**Fragmento del documento:**
======
La literatura destaca una secuencia de cuatro fases o actividades principales en todo proceso de coaching (Feldman & Lankau, 2005): la obtención de información sobre el ejecutivo y su organización, la facilitación de feedback al mismo, la realización periódica de las sesiones para controlar y reforzar las actividades de desarrollo y la evaluación de su eficacia. El uso del feedback de 360 grados para determinar las fortalezas y debilidades como punto de partida, es una de las partes que se han convertido en esenciales en este tipo de procesos.
El proceso de coaching, facilita la adquisición de nuevas habilidades, perspectivas, herramientas y conocimiento mediante el apoyo, estimulación y feedback en un contexto organizacional (Kombarakaram et al, 2008). Llevar a cabo los planes de cambio fijados en una sesión de coaching, puede permitir a los gerentes y ejecutivos conseguir objetivos diferentes, que van desde desarrollar su potencial o tener éxito en una nueva misión o puesto, a mejorar su desempeño o satisfacción personal (Kilburg, 1996; Katz & Miller, 1996, Hall, et al., 1999).
======
**Datos:**
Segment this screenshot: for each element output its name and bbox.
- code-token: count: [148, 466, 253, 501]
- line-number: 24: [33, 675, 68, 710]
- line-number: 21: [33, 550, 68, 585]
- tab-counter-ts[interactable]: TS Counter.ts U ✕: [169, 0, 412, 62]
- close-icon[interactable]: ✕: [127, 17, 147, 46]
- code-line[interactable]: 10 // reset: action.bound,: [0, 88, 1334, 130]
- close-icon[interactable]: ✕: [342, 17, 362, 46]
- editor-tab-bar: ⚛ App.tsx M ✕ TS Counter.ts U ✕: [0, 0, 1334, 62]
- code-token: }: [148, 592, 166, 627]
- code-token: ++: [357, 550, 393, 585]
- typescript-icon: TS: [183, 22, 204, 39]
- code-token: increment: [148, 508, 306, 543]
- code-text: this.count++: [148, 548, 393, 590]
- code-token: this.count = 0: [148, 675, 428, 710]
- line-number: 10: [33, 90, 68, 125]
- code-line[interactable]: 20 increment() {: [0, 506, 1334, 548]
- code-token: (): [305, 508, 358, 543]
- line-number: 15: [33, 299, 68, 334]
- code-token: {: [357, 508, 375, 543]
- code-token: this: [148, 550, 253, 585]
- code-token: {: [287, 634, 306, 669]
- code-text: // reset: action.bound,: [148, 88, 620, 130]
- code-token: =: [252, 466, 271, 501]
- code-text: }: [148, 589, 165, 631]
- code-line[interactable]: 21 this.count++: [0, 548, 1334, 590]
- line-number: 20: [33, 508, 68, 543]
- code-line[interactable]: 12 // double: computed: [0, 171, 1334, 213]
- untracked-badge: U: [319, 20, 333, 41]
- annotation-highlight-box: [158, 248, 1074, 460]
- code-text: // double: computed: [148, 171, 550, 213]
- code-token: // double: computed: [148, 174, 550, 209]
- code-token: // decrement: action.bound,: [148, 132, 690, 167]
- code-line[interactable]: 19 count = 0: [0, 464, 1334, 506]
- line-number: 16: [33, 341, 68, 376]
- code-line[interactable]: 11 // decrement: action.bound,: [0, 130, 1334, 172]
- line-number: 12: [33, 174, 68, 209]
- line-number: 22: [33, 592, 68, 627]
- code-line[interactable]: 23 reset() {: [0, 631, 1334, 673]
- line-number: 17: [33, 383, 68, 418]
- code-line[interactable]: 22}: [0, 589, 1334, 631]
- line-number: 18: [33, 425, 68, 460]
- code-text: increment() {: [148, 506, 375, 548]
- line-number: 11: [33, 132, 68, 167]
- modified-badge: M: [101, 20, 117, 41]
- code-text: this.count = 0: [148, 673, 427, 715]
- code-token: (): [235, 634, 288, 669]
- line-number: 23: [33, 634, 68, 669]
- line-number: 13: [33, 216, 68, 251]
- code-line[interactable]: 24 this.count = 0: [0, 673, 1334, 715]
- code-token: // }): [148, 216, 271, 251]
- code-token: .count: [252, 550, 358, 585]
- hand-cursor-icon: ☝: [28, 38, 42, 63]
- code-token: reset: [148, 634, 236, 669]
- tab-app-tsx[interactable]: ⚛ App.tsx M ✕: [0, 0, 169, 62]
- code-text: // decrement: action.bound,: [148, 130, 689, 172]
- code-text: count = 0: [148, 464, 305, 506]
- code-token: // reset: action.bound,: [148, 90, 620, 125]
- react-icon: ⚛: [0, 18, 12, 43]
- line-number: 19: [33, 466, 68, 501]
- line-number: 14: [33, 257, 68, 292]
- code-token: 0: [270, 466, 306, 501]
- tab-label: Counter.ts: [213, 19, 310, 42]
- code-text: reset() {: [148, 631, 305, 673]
======
**Instrucciones de trabajo:**
**A)** Responde a estas preguntas sobre el texto del coaching:
(i) ¿Cuántas fases o actividades principales destaca la literatura en todo proceso de coaching?
(ii) ¿Qué se usa como punto de partida para determinar las fortalezas y debilidades?
(iii) ¿En qué contexto facilita el coaching la adquisición de nuevas habilidades?
**B)** Cita del texto del coaching el pasaje que empieza en "El proceso de" y termina en "et al., 1999).".

**Ejercicio resuelto:**
**A)**
(i) Cuatro fases o actividades principales.
(ii) El feedback de 360 grados.
(iii) En un contexto organizacional.

**B)**
El proceso de coaching, facilita la adquisición de nuevas habilidades, perspectivas, herramientas y conocimiento mediante el apoyo, estimulación y feedback en un contexto organizacional (Kombarakaram et al, 2008). Llevar a cabo los planes de cambio fijados en una sesión de coaching, puede permitir a los gerentes y ejecutivos conseguir objetivos diferentes, que van desde desarrollar su potencial o tener éxito en una nueva misión o puesto, a mejorar su desempeño o satisfacción personal (Kilburg, 1996; Katz & Miller, 1996, Hall, et al., 1999).